## Given task
Copy each line below in which the word "from" occurs.

━━ Material

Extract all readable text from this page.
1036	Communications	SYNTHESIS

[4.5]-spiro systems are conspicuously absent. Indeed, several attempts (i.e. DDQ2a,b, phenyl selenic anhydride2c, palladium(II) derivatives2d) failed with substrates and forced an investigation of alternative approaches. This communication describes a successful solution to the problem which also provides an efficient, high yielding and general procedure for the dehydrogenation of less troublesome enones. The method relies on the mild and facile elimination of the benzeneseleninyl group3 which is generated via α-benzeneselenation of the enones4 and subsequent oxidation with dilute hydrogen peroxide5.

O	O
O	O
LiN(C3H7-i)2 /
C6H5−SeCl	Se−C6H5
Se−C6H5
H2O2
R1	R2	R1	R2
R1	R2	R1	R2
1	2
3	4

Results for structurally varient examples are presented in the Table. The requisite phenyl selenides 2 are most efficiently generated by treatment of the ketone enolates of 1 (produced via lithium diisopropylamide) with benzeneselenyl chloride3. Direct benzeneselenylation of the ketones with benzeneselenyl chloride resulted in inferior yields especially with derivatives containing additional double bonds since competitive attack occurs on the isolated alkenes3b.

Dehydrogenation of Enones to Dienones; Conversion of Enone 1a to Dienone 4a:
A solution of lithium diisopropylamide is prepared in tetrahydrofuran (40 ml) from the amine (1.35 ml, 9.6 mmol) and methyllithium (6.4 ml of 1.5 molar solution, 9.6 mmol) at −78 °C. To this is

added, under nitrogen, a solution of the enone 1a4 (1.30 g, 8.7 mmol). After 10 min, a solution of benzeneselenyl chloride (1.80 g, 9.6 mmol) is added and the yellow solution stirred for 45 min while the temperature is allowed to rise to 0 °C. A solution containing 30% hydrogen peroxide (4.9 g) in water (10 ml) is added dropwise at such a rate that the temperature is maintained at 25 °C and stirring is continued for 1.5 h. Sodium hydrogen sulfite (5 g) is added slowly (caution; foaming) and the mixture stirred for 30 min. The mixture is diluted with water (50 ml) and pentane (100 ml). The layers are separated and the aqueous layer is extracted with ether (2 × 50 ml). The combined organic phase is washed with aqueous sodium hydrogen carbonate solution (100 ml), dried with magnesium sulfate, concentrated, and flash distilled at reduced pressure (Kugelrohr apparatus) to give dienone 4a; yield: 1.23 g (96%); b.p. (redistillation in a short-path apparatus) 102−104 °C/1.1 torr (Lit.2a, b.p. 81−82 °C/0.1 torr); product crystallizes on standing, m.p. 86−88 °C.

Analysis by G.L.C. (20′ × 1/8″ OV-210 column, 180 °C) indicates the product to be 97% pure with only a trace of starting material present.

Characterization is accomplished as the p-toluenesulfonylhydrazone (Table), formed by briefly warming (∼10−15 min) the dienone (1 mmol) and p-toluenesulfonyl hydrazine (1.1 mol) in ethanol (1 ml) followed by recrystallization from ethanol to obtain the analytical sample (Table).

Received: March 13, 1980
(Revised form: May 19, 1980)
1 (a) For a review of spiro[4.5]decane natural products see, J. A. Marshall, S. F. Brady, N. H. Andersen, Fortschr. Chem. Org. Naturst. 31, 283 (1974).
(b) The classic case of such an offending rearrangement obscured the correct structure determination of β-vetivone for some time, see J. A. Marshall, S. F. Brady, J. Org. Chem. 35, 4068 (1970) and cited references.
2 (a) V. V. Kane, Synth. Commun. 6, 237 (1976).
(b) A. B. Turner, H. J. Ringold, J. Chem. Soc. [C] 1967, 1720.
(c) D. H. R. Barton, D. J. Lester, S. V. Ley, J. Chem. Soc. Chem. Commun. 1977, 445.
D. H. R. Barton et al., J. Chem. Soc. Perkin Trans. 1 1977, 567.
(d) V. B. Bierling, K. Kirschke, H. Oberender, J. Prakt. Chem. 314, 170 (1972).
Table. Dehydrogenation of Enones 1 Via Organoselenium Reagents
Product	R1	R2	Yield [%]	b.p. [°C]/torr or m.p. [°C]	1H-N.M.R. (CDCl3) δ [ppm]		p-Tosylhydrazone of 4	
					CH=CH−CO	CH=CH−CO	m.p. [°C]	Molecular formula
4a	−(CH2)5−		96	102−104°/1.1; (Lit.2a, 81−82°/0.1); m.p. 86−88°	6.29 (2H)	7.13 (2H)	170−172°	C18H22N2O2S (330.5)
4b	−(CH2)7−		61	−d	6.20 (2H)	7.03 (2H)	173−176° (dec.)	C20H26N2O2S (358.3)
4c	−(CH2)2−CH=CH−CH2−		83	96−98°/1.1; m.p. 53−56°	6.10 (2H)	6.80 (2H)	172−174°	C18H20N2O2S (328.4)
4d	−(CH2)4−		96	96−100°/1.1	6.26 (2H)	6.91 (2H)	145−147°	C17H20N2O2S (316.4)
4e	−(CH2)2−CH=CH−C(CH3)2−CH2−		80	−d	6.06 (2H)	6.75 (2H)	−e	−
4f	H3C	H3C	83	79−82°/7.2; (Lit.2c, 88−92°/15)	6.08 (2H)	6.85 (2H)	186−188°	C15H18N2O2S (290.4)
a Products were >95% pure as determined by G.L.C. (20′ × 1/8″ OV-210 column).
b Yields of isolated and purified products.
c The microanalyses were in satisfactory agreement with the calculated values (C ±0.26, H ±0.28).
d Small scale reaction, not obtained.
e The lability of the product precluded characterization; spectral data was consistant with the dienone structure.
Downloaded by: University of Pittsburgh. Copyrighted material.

━━━━

## Complete output
Extract all readable text from this page.
A solution of lithium diisopropylamide is prepared in tetrahydrofuran (40 ml) from the amine (1.35 ml, 9.6 mmol) and methyllithium (6.4 ml of 1.5 molar solution, 9.6 mmol) at −78 °C. To this is
Characterization is accomplished as the p-toluenesulfonylhydrazone (Table), formed by briefly warming (∼10−15 min) the dienone (1 mmol) and p-toluenesulfonyl hydrazine (1.1 mol) in ethanol (1 ml) followed by recrystallization from ethanol to obtain the analytical sample (Table).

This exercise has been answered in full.